__What you need to do__. Repeat each line word for word.
-------- Material for the task --------
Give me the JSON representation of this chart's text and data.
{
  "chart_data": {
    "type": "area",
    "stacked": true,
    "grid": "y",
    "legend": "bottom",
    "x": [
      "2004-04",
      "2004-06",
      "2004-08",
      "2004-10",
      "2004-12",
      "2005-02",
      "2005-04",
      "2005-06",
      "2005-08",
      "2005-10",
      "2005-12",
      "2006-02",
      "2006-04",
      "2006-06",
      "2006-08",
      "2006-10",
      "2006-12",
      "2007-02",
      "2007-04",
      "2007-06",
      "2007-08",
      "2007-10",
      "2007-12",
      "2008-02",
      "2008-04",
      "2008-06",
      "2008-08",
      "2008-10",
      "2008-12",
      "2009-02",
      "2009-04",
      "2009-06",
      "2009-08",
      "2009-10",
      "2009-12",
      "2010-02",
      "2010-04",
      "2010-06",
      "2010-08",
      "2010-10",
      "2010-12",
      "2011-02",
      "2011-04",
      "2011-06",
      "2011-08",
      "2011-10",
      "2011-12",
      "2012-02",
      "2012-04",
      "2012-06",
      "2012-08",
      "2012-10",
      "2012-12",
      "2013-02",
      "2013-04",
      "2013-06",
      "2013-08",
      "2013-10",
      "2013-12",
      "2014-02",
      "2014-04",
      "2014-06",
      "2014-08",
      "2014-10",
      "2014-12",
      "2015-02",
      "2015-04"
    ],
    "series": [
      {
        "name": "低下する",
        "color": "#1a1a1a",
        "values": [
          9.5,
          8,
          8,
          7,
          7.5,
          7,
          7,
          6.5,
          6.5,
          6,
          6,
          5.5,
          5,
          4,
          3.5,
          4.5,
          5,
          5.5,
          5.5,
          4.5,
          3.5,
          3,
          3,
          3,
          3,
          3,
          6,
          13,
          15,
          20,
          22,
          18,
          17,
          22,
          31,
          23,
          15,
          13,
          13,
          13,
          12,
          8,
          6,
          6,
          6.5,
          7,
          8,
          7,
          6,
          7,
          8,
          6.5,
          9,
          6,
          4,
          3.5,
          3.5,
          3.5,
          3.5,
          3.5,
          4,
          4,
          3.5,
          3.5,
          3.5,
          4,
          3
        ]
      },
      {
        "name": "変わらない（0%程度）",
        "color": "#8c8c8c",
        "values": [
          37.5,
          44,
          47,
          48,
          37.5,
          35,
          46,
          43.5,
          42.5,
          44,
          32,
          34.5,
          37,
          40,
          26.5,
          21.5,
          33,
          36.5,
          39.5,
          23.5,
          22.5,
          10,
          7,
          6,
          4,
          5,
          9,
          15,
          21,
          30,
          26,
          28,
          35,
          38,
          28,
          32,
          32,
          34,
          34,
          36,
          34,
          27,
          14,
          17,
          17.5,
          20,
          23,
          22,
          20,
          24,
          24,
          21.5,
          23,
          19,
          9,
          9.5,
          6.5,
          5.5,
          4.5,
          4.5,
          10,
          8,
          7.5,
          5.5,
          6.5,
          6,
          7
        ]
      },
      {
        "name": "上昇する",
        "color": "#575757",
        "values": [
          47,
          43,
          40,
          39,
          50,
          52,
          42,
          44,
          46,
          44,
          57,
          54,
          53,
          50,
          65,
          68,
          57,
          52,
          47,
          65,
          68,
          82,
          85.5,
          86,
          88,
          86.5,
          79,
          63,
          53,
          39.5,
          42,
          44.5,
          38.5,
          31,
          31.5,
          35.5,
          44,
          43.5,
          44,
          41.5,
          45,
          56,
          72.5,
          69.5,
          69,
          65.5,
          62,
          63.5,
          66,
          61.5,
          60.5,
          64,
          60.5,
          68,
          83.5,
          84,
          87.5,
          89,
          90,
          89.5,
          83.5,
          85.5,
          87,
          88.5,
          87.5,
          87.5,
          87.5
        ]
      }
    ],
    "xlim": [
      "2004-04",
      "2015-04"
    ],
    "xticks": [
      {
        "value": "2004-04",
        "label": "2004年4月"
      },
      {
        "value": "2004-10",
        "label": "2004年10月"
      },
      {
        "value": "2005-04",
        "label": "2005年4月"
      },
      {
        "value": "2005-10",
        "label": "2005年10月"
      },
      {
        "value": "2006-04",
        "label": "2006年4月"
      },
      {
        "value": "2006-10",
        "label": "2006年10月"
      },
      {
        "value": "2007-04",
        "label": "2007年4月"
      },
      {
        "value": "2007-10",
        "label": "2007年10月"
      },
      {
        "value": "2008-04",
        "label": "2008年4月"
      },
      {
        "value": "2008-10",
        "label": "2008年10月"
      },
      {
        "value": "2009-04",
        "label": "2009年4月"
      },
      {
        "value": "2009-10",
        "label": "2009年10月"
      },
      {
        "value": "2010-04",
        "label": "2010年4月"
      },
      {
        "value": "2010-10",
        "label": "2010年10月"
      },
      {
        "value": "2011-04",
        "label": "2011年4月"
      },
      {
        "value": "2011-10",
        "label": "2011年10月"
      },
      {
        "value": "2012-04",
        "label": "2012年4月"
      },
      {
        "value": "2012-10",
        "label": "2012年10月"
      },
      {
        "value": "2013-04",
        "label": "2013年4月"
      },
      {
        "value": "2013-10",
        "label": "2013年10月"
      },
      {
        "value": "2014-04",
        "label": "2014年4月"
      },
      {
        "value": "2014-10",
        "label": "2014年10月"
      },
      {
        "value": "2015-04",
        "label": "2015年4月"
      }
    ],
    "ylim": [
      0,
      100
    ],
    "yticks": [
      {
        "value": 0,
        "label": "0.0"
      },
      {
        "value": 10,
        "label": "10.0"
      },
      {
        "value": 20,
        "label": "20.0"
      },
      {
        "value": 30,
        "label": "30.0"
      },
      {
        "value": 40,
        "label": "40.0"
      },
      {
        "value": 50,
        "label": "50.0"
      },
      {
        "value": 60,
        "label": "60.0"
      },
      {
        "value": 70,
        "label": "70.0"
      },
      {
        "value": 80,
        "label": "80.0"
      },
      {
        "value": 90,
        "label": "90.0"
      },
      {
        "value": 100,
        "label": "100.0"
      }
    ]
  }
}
--------
__Solution to this task__.
Give me the JSON representation of this chart's text and data.
{
  "chart_data": {
    "type": "area",
    "stacked": true,
    "grid": "y",
    "legend": "bottom",
    "x": [
      "2004-04",
      "2004-06",
      "2004-08",
      "2004-10",
      "2004-12",
      "2005-02",
      "2005-04",
      "2005-06",
      "2005-08",
      "2005-10",
      "2005-12",
      "2006-02",
      "2006-04",
      "2006-06",
      "2006-08",
      "2006-10",
      "2006-12",
      "2007-02",
      "2007-04",
      "2007-06",
      "2007-08",
      "2007-10",
      "2007-12",
      "2008-02",
      "2008-04",
      "2008-06",
      "2008-08",
      "2008-10",
      "2008-12",
      "2009-02",
      "2009-04",
      "2009-06",
      "2009-08",
      "2009-10",
      "2009-12",
      "2010-02",
      "2010-04",
      "2010-06",
      "2010-08",
      "2010-10",
      "2010-12",
      "2011-02",
      "2011-04",
      "2011-06",
      "2011-08",
      "2011-10",
      "2011-12",
      "2012-02",
      "2012-04",
      "2012-06",
      "2012-08",
      "2012-10",
      "2012-12",
      "2013-02",
      "2013-04",
      "2013-06",
      "2013-08",
      "2013-10",
      "2013-12",
      "2014-02",
      "2014-04",
      "2014-06",
      "2014-08",
      "2014-10",
      "2014-12",
      "2015-02",
      "2015-04"
    ],
    "series": [
      {
        "name": "低下する",
        "color": "#1a1a1a",
        "values": [
          9.5,
          8,
          8,
          7,
          7.5,
          7,
          7,
          6.5,
          6.5,
          6,
          6,
          5.5,
          5,
          4,
          3.5,
          4.5,
          5,
          5.5,
          5.5,
          4.5,
          3.5,
          3,
          3,
          3,
          3,
          3,
          6,
          13,
          15,
          20,
          22,
          18,
          17,
          22,
          31,
          23,
          15,
          13,
          13,
          13,
          12,
          8,
          6,
          6,
          6.5,
          7,
          8,
          7,
          6,
          7,
          8,
          6.5,
          9,
          6,
          4,
          3.5,
          3.5,
          3.5,
          3.5,
          3.5,
          4,
          4,
          3.5,
          3.5,
          3.5,
          4,
          3
        ]
      },
      {
        "name": "変わらない（0%程度）",
        "color": "#8c8c8c",
        "values": [
          37.5,
          44,
          47,
          48,
          37.5,
          35,
          46,
          43.5,
          42.5,
          44,
          32,
          34.5,
          37,
          40,
          26.5,
          21.5,
          33,
          36.5,
          39.5,
          23.5,
          22.5,
          10,
          7,
          6,
          4,
          5,
          9,
          15,
          21,
          30,
          26,
          28,
          35,
          38,
          28,
          32,
          32,
          34,
          34,
          36,
          34,
          27,
          14,
          17,
          17.5,
          20,
          23,
          22,
          20,
          24,
          24,
          21.5,
          23,
          19,
          9,
          9.5,
          6.5,
          5.5,
          4.5,
          4.5,
          10,
          8,
          7.5,
          5.5,
          6.5,
          6,
          7
        ]
      },
      {
        "name": "上昇する",
        "color": "#575757",
        "values": [
          47,
          43,
          40,
          39,
          50,
          52,
          42,
          44,
          46,
          44,
          57,
          54,
          53,
          50,
          65,
          68,
          57,
          52,
          47,
          65,
          68,
          82,
          85.5,
          86,
          88,
          86.5,
          79,
          63,
          53,
          39.5,
          42,
          44.5,
          38.5,
          31,
          31.5,
          35.5,
          44,
          43.5,
          44,
          41.5,
          45,
          56,
          72.5,
          69.5,
          69,
          65.5,
          62,
          63.5,
          66,
          61.5,
          60.5,
          64,
          60.5,
          68,
          83.5,
          84,
          87.5,
          89,
          90,
          89.5,
          83.5,
          85.5,
          87,
          88.5,
          87.5,
          87.5,
          87.5
        ]
      }
    ],
    "xlim": [
      "2004-04",
      "2015-04"
    ],
    "xticks": [
      {
        "value": "2004-04",
        "label": "2004年4月"
      },
      {
        "value": "2004-10",
        "label": "2004年10月"
      },
      {
        "value": "2005-04",
        "label": "2005年4月"
      },
      {
        "value": "2005-10",
        "label": "2005年10月"
      },
      {
        "value": "2006-04",
        "label": "2006年4月"
      },
      {
        "value": "2006-10",
        "label": "2006年10月"
      },
      {
        "value": "2007-04",
        "label": "2007年4月"
      },
      {
        "value": "2007-10",
        "label": "2007年10月"
      },
      {
        "value": "2008-04",
        "label": "2008年4月"
      },
      {
        "value": "2008-10",
        "label": "2008年10月"
      },
      {
        "value": "2009-04",
        "label": "2009年4月"
      },
      {
        "value": "2009-10",
        "label": "2009年10月"
      },
      {
        "value": "2010-04",
        "label": "2010年4月"
      },
      {
        "value": "2010-10",
        "label": "2010年10月"
      },
      {
        "value": "2011-04",
        "label": "2011年4月"
      },
      {
        "value": "2011-10",
        "label": "2011年10月"
      },
      {
        "value": "2012-04",
        "label": "2012年4月"
      },
      {
        "value": "2012-10",
        "label": "2012年10月"
      },
      {
        "value": "2013-04",
        "label": "2013年4月"
      },
      {
        "value": "2013-10",
        "label": "2013年10月"
      },
      {
        "value": "2014-04",
        "label": "2014年4月"
      },
      {
        "value": "2014-10",
        "label": "2014年10月"
      },
      {
        "value": "2015-04",
        "label": "2015年4月"
      }
    ],
    "ylim": [
      0,
      100
    ],
    "yticks": [
      {
        "value": 0,
        "label": "0.0"
      },
      {
        "value": 10,
        "label": "10.0"
      },
      {
        "value": 20,
        "label": "20.0"
      },
      {
        "value": 30,
        "label": "30.0"
      },
      {
        "value": 40,
        "label": "40.0"
      },
      {
        "value": 50,
        "label": "50.0"
      },
      {
        "value": 60,
        "label": "60.0"
      },
      {
        "value": 70,
        "label": "70.0"
      },
      {
        "value": 80,
        "label": "80.0"
      },
      {
        "value": 90,
        "label": "90.0"
      },
      {
        "value": 100,
        "label": "100.0"
      }
    ]
  }
}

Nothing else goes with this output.